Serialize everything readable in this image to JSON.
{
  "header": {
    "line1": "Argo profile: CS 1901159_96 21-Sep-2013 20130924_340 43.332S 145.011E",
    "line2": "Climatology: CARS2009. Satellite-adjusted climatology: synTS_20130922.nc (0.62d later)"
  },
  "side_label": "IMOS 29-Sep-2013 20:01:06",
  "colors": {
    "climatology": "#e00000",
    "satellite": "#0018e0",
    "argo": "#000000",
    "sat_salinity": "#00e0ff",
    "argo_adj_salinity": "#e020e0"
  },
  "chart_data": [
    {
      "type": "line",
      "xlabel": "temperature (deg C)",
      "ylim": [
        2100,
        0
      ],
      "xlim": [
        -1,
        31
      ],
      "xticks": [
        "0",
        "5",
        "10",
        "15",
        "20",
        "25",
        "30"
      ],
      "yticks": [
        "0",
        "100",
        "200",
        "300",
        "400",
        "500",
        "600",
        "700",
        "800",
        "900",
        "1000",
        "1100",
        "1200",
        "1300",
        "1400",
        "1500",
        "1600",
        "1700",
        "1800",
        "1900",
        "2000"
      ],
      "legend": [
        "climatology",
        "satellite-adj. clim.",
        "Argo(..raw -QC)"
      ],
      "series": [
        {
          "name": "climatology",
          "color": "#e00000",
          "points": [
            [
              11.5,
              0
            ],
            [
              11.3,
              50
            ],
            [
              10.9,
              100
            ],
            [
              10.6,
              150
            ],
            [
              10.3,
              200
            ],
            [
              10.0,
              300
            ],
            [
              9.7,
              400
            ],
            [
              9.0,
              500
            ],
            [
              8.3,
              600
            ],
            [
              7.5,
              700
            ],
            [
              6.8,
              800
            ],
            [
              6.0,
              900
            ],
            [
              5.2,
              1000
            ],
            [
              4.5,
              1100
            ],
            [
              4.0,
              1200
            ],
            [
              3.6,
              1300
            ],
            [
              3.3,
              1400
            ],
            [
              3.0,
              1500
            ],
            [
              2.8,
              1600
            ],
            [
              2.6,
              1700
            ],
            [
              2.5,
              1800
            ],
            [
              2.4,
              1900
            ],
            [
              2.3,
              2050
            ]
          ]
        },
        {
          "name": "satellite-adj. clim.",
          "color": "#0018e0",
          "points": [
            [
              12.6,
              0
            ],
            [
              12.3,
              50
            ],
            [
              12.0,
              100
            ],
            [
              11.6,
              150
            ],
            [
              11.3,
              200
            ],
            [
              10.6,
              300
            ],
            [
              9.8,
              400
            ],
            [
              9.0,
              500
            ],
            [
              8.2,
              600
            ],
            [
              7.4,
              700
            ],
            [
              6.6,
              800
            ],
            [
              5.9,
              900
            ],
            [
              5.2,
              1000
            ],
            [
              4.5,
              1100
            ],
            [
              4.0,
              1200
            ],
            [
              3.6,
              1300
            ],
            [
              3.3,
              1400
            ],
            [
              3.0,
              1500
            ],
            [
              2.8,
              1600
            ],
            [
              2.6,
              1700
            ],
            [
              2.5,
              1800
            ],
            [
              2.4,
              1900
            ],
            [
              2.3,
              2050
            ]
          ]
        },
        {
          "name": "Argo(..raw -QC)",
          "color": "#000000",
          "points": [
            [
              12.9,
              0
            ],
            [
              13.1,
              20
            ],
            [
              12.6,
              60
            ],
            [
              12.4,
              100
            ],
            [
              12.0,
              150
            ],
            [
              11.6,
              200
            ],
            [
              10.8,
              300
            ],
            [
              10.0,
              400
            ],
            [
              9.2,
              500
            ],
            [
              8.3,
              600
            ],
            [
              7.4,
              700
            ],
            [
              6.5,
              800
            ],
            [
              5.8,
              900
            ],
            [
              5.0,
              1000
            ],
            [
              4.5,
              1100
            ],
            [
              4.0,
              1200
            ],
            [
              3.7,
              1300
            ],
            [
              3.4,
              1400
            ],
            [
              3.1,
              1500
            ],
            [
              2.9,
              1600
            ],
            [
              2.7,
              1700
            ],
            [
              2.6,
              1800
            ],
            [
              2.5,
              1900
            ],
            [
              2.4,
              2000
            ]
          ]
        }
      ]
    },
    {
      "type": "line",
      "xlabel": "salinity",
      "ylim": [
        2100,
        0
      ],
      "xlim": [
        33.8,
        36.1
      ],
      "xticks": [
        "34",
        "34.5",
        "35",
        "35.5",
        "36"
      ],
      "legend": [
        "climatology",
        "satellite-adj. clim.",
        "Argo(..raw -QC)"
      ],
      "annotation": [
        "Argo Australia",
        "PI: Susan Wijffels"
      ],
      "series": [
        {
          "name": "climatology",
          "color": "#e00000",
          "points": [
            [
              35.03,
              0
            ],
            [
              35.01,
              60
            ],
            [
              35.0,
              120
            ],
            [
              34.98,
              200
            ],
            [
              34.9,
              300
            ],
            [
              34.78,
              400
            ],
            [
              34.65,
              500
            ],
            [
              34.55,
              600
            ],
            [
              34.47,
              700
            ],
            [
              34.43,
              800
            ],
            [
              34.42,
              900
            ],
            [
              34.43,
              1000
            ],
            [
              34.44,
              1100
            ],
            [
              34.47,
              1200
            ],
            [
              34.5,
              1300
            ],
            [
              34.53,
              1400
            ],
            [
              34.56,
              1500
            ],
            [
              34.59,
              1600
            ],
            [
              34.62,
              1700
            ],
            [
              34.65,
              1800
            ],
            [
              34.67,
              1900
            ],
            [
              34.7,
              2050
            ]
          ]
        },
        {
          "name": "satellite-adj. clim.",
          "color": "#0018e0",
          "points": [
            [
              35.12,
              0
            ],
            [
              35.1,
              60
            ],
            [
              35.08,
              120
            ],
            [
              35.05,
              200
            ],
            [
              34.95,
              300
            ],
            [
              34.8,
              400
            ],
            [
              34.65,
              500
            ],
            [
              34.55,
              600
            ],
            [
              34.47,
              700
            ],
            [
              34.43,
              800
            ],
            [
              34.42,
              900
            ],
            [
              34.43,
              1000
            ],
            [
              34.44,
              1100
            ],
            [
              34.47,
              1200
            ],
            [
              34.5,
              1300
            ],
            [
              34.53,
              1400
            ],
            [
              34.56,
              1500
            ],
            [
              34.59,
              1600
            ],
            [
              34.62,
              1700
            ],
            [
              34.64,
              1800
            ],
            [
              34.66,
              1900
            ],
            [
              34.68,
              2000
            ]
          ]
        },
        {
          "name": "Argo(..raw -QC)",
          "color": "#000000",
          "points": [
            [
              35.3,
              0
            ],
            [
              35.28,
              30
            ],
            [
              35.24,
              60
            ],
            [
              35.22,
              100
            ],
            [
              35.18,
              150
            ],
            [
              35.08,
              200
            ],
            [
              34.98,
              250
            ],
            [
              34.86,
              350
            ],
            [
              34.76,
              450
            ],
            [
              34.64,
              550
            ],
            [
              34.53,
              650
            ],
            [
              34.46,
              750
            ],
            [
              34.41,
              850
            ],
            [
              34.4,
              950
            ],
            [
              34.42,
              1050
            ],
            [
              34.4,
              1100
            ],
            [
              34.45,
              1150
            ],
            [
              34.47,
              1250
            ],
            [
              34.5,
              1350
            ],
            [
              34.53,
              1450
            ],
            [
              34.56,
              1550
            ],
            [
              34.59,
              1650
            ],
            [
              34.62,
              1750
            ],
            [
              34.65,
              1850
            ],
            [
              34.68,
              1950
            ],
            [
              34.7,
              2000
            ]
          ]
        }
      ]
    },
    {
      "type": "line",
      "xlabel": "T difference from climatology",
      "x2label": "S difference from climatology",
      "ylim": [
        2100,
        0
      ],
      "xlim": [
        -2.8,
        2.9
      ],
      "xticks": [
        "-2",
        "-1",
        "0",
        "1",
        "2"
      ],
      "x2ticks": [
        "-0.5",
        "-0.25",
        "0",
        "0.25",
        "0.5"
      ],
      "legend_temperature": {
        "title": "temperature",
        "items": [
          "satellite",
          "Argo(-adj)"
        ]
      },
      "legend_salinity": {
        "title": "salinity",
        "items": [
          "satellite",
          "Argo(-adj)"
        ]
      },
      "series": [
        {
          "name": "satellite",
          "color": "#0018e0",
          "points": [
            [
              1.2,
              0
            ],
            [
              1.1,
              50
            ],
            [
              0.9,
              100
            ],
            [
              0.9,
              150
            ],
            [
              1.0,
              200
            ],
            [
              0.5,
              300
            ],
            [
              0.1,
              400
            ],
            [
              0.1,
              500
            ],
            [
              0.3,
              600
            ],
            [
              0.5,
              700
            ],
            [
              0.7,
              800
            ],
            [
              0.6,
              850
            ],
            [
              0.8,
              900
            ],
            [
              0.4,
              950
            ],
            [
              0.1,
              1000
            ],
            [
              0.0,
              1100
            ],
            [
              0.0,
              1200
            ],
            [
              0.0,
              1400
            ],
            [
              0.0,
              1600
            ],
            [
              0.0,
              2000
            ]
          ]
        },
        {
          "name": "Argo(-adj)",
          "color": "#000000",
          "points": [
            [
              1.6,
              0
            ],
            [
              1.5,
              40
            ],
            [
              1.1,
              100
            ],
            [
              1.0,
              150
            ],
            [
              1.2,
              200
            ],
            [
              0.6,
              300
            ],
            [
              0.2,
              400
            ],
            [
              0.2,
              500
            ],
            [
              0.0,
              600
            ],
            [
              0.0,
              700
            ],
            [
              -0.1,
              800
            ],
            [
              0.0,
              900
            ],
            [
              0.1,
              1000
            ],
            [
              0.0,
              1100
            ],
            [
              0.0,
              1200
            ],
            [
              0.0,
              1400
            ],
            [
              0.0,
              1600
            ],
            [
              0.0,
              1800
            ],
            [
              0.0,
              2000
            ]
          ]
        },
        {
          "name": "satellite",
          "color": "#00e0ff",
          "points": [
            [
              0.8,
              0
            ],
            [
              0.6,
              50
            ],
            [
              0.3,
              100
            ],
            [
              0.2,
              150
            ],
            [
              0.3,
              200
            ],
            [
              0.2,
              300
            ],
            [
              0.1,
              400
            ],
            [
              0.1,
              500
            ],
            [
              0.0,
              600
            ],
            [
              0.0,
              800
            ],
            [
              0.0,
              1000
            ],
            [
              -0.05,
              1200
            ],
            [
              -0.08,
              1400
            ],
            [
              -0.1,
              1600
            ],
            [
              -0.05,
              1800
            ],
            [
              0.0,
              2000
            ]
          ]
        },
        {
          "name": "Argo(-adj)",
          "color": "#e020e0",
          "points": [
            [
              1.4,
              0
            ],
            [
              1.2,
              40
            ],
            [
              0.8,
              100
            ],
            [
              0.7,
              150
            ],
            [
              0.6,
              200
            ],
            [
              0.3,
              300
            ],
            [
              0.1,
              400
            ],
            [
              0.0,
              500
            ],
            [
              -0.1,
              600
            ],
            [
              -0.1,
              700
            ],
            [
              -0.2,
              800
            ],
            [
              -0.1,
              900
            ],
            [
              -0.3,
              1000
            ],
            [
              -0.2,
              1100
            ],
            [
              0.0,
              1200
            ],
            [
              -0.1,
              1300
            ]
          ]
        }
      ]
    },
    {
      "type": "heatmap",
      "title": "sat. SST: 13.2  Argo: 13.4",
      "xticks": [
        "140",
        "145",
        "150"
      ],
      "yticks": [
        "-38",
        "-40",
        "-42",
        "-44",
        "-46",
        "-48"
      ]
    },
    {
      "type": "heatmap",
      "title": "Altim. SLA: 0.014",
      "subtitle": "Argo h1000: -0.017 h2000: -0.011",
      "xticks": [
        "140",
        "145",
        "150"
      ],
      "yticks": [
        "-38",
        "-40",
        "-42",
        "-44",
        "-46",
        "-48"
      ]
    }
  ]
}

* * *

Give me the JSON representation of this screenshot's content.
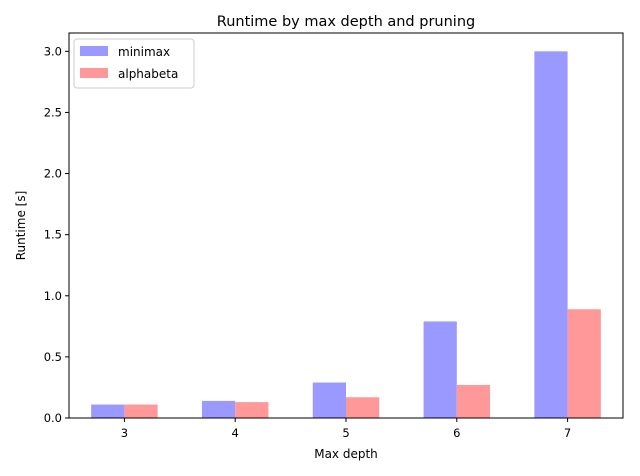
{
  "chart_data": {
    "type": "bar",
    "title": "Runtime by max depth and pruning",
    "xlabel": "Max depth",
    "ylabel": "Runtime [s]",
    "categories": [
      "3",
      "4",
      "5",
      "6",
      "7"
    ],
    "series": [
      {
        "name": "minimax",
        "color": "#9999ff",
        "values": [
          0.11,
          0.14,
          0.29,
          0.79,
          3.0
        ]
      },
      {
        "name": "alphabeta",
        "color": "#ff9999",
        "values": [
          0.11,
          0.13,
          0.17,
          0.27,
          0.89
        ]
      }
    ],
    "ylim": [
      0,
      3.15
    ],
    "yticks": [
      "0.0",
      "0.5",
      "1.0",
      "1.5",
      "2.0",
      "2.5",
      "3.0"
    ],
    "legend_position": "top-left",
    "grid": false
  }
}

> Exercise instructions: Read the lines above. Gather those in which the string "depth" is found.

> Result of the exercise:
    "title": "Runtime by max depth and pruning",
    "xlabel": "Max depth",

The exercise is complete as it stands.